[Dataset records]
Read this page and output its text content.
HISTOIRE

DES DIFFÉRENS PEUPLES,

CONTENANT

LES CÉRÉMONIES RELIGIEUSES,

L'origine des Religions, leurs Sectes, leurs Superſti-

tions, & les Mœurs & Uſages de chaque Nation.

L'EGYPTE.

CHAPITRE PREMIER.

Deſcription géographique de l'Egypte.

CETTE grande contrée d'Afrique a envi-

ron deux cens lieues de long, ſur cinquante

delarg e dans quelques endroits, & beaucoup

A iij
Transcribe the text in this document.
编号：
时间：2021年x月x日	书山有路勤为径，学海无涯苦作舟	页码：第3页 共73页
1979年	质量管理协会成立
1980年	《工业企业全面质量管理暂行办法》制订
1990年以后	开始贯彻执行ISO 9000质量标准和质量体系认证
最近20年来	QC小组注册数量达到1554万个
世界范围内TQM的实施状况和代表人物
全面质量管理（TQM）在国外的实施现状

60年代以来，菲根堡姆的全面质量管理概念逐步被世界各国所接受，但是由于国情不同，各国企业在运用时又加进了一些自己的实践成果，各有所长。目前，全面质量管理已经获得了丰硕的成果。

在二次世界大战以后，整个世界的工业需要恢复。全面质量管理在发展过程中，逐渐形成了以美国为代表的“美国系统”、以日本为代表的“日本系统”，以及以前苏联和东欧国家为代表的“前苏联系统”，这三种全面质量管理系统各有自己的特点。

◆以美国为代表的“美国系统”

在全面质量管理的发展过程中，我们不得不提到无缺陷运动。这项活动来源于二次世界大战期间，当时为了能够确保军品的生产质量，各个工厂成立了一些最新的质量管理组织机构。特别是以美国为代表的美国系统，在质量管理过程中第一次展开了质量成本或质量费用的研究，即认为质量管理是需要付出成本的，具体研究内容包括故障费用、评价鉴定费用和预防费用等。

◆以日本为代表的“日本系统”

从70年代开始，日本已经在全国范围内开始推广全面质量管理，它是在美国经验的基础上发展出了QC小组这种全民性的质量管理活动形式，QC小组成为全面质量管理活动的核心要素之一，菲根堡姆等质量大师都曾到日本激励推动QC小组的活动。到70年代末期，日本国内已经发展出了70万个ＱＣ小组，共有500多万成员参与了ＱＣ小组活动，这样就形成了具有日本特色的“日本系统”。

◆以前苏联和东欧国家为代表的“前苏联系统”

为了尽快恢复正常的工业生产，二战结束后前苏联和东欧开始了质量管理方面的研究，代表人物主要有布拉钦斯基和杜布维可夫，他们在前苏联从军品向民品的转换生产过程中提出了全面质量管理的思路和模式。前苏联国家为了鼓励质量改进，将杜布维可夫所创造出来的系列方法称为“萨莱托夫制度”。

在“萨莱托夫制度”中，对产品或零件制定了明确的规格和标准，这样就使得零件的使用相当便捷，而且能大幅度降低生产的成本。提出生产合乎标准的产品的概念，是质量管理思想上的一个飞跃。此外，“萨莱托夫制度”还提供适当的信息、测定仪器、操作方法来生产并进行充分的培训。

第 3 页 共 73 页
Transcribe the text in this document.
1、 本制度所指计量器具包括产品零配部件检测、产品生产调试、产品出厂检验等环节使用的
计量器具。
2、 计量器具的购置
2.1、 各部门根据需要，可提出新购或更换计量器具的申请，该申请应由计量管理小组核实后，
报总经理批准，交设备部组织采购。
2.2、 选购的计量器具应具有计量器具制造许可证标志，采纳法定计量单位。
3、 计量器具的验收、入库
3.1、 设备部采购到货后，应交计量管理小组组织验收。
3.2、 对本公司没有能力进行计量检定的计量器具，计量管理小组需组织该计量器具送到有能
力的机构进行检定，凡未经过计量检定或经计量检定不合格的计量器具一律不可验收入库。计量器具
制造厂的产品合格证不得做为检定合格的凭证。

◆ Job:
Search the lines above for the string "萨莱托夫制度" and copy each line that has it.

◆ Solution for this exercise:
为了尽快恢复正常的工业生产，二战结束后前苏联和东欧开始了质量管理方面的研究，代表人物主要有布拉钦斯基和杜布维可夫，他们在前苏联从军品向民品的转换生产过程中提出了全面质量管理的思路和模式。前苏联国家为了鼓励质量改进，将杜布维可夫所创造出来的系列方法称为“萨莱托夫制度”。
在“萨莱托夫制度”中，对产品或零件制定了明确的规格和标准，这样就使得零件的使用相当便捷，而且能大幅度降低生产的成本。提出生产合乎标准的产品的概念，是质量管理思想上的一个飞跃。此外，“萨莱托夫制度”还提供适当的信息、测定仪器、操作方法来生产并进行充分的培训。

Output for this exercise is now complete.